What the task asks: Entries follow. Set all of them down as they stand.

Extracted records:

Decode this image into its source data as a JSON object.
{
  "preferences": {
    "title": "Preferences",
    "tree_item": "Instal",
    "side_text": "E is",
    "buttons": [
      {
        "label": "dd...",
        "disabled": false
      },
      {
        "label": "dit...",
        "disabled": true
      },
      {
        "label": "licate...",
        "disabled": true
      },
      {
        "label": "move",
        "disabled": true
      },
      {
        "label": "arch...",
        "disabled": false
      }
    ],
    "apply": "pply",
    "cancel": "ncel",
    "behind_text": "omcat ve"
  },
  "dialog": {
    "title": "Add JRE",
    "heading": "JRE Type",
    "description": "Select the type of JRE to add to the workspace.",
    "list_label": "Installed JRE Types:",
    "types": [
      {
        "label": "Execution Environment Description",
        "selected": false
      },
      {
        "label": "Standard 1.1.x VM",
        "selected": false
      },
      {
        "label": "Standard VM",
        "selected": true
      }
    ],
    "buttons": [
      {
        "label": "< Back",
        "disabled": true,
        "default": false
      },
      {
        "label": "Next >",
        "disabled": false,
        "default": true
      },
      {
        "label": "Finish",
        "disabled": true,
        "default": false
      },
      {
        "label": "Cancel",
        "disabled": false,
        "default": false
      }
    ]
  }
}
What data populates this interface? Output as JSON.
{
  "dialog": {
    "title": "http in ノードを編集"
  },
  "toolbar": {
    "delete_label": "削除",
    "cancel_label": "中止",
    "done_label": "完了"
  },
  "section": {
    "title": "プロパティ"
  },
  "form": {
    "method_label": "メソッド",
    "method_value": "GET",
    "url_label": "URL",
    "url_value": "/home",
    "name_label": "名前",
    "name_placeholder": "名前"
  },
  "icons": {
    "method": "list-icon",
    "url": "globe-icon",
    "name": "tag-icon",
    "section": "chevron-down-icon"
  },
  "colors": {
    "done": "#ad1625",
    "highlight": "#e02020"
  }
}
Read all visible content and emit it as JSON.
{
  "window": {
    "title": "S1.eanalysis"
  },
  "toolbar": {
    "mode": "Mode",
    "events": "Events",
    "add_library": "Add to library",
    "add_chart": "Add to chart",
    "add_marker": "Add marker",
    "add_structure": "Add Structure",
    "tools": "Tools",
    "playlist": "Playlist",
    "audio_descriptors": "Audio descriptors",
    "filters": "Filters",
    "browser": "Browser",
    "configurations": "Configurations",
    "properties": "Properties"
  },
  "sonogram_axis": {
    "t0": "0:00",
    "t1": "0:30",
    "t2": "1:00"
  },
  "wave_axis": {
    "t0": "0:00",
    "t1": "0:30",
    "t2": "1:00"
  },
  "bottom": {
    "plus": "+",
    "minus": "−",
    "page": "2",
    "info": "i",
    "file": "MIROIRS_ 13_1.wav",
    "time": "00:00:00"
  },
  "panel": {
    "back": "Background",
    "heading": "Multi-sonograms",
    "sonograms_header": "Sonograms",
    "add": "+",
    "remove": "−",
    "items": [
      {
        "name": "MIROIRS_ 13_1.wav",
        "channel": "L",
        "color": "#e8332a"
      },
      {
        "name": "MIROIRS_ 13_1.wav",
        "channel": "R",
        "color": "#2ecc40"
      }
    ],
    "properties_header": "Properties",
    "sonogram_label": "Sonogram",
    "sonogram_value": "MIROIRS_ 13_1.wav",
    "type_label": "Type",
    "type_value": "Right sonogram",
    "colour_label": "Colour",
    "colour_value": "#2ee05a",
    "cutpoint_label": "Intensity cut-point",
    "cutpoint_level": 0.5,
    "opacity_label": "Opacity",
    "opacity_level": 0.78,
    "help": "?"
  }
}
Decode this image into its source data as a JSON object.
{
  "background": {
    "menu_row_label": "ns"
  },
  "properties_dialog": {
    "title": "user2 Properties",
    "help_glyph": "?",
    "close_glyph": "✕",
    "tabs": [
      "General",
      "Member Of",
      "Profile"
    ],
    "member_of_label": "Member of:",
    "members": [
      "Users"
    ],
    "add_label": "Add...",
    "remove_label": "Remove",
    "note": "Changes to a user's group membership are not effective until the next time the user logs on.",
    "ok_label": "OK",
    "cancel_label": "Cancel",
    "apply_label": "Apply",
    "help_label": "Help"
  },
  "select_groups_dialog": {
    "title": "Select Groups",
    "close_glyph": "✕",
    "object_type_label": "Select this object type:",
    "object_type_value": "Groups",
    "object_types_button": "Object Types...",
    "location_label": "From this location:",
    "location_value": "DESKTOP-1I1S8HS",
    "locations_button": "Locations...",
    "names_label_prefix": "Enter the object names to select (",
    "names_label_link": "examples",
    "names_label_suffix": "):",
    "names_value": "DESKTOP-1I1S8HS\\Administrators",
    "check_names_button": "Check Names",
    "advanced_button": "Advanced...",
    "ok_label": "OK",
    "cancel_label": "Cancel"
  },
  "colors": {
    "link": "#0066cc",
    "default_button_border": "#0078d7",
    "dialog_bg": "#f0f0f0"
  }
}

Reply:
Decode this image into its source data as a JSON object.
{
  "preferences": {
    "title": "Preferences",
    "tree_item": "Instal",
    "side_text": "E is",
    "buttons": [
      {
        "label": "dd...",
        "disabled": false
      },
      {
        "label": "dit...",
        "disabled": true
      },
      {
        "label": "licate...",
        "disabled": true
      },
      {
        "label": "move",
        "disabled": true
      },
      {
        "label": "arch...",
        "disabled": false
      }
    ],
    "apply": "pply",
    "cancel": "ncel",
    "behind_text": "omcat ve"
  },
  "dialog": {
    "title": "Add JRE",
    "heading": "JRE Type",
    "description": "Select the type of JRE to add to the workspace.",
    "list_label": "Installed JRE Types:",
    "types": [
      {
        "label": "Execution Environment Description",
        "selected": false
      },
      {
        "label": "Standard 1.1.x VM",
        "selected": false
      },
      {
        "label": "Standard VM",
        "selected": true
      }
    ],
    "buttons": [
      {
        "label": "< Back",
        "disabled": true,
        "default": false
      },
      {
        "label": "Next >",
        "disabled": false,
        "default": true
      },
      {
        "label": "Finish",
        "disabled": true,
        "default": false
      },
      {
        "label": "Cancel",
        "disabled": false,
        "default": false
      }
    ]
  }
}
What data populates this interface? Output as JSON.
{
  "dialog": {
    "title": "http in ノードを編集"
  },
  "toolbar": {
    "delete_label": "削除",
    "cancel_label": "中止",
    "done_label": "完了"
  },
  "section": {
    "title": "プロパティ"
  },
  "form": {
    "method_label": "メソッド",
    "method_value": "GET",
    "url_label": "URL",
    "url_value": "/home",
    "name_label": "名前",
    "name_placeholder": "名前"
  },
  "icons": {
    "method": "list-icon",
    "url": "globe-icon",
    "name": "tag-icon",
    "section": "chevron-down-icon"
  },
  "colors": {
    "done": "#ad1625",
    "highlight": "#e02020"
  }
}
Read all visible content and emit it as JSON.
{
  "window": {
    "title": "S1.eanalysis"
  },
  "toolbar": {
    "mode": "Mode",
    "events": "Events",
    "add_library": "Add to library",
    "add_chart": "Add to chart",
    "add_marker": "Add marker",
    "add_structure": "Add Structure",
    "tools": "Tools",
    "playlist": "Playlist",
    "audio_descriptors": "Audio descriptors",
    "filters": "Filters",
    "browser": "Browser",
    "configurations": "Configurations",
    "properties": "Properties"
  },
  "sonogram_axis": {
    "t0": "0:00",
    "t1": "0:30",
    "t2": "1:00"
  },
  "wave_axis": {
    "t0": "0:00",
    "t1": "0:30",
    "t2": "1:00"
  },
  "bottom": {
    "plus": "+",
    "minus": "−",
    "page": "2",
    "info": "i",
    "file": "MIROIRS_ 13_1.wav",
    "time": "00:00:00"
  },
  "panel": {
    "back": "Background",
    "heading": "Multi-sonograms",
    "sonograms_header": "Sonograms",
    "add": "+",
    "remove": "−",
    "items": [
      {
        "name": "MIROIRS_ 13_1.wav",
        "channel": "L",
        "color": "#e8332a"
      },
      {
        "name": "MIROIRS_ 13_1.wav",
        "channel": "R",
        "color": "#2ecc40"
      }
    ],
    "properties_header": "Properties",
    "sonogram_label": "Sonogram",
    "sonogram_value": "MIROIRS_ 13_1.wav",
    "type_label": "Type",
    "type_value": "Right sonogram",
    "colour_label": "Colour",
    "colour_value": "#2ee05a",
    "cutpoint_label": "Intensity cut-point",
    "cutpoint_level": 0.5,
    "opacity_label": "Opacity",
    "opacity_level": 0.78,
    "help": "?"
  }
}
Decode this image into its source data as a JSON object.
{
  "background": {
    "menu_row_label": "ns"
  },
  "properties_dialog": {
    "title": "user2 Properties",
    "help_glyph": "?",
    "close_glyph": "✕",
    "tabs": [
      "General",
      "Member Of",
      "Profile"
    ],
    "member_of_label": "Member of:",
    "members": [
      "Users"
    ],
    "add_label": "Add...",
    "remove_label": "Remove",
    "note": "Changes to a user's group membership are not effective until the next time the user logs on.",
    "ok_label": "OK",
    "cancel_label": "Cancel",
    "apply_label": "Apply",
    "help_label": "Help"
  },
  "select_groups_dialog": {
    "title": "Select Groups",
    "close_glyph": "✕",
    "object_type_label": "Select this object type:",
    "object_type_value": "Groups",
    "object_types_button": "Object Types...",
    "location_label": "From this location:",
    "location_value": "DESKTOP-1I1S8HS",
    "locations_button": "Locations...",
    "names_label_prefix": "Enter the object names to select (",
    "names_label_link": "examples",
    "names_label_suffix": "):",
    "names_value": "DESKTOP-1I1S8HS\\Administrators",
    "check_names_button": "Check Names",
    "advanced_button": "Advanced...",
    "ok_label": "OK",
    "cancel_label": "Cancel"
  },
  "colors": {
    "link": "#0066cc",
    "default_button_border": "#0078d7",
    "dialog_bg": "#f0f0f0"
  }
}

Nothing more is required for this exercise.